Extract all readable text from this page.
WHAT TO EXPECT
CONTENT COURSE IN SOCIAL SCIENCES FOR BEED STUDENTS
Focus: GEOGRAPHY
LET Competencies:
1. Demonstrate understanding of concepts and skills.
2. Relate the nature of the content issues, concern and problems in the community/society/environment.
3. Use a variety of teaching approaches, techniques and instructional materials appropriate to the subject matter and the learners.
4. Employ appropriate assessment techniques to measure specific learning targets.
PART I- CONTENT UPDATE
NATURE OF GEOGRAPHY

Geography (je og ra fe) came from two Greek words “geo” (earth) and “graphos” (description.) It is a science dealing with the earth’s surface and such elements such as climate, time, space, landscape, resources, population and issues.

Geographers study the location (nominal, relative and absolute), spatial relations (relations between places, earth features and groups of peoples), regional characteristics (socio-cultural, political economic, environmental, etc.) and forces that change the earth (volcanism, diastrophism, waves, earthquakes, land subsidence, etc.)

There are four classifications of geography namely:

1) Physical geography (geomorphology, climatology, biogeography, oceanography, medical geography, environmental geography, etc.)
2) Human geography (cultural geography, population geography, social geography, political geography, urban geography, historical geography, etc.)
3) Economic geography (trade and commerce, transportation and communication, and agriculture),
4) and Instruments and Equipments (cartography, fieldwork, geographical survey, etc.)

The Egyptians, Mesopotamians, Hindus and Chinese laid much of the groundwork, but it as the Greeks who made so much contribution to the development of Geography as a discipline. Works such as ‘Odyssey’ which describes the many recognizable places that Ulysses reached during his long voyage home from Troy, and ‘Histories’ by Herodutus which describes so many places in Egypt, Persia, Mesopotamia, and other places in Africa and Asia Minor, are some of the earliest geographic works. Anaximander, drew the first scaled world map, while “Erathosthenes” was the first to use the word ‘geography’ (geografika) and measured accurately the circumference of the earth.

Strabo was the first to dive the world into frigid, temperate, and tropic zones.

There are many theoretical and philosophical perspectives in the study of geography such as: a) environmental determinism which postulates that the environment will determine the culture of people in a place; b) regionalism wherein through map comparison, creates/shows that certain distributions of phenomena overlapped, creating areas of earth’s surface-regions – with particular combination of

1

————————

→ WHAT IS EXPECTED:
Using the exact wording, write out all of the records.

→ EXERCISE ANSWER:
Extract all readable text from this page.
WHAT TO EXPECT
CONTENT COURSE IN SOCIAL SCIENCES FOR BEED STUDENTS
Focus: GEOGRAPHY
LET Competencies:
1. Demonstrate understanding of concepts and skills.
2. Relate the nature of the content issues, concern and problems in the community/society/environment.
3. Use a variety of teaching approaches, techniques and instructional materials appropriate to the subject matter and the learners.
4. Employ appropriate assessment techniques to measure specific learning targets.
PART I- CONTENT UPDATE
NATURE OF GEOGRAPHY

Geography (je og ra fe) came from two Greek words “geo” (earth) and “graphos” (description.) It is a science dealing with the earth’s surface and such elements such as climate, time, space, landscape, resources, population and issues.

Geographers study the location (nominal, relative and absolute), spatial relations (relations between places, earth features and groups of peoples), regional characteristics (socio-cultural, political economic, environmental, etc.) and forces that change the earth (volcanism, diastrophism, waves, earthquakes, land subsidence, etc.)

There are four classifications of geography namely:

1) Physical geography (geomorphology, climatology, biogeography, oceanography, medical geography, environmental geography, etc.)
2) Human geography (cultural geography, population geography, social geography, political geography, urban geography, historical geography, etc.)
3) Economic geography (trade and commerce, transportation and communication, and agriculture),
4) and Instruments and Equipments (cartography, fieldwork, geographical survey, etc.)

The Egyptians, Mesopotamians, Hindus and Chinese laid much of the groundwork, but it as the Greeks who made so much contribution to the development of Geography as a discipline. Works such as ‘Odyssey’ which describes the many recognizable places that Ulysses reached during his long voyage home from Troy, and ‘Histories’ by Herodutus which describes so many places in Egypt, Persia, Mesopotamia, and other places in Africa and Asia Minor, are some of the earliest geographic works. Anaximander, drew the first scaled world map, while “Erathosthenes” was the first to use the word ‘geography’ (geografika) and measured accurately the circumference of the earth.

Strabo was the first to dive the world into frigid, temperate, and tropic zones.

There are many theoretical and philosophical perspectives in the study of geography such as: a) environmental determinism which postulates that the environment will determine the culture of people in a place; b) regionalism wherein through map comparison, creates/shows that certain distributions of phenomena overlapped, creating areas of earth’s surface-regions – with particular combination of

1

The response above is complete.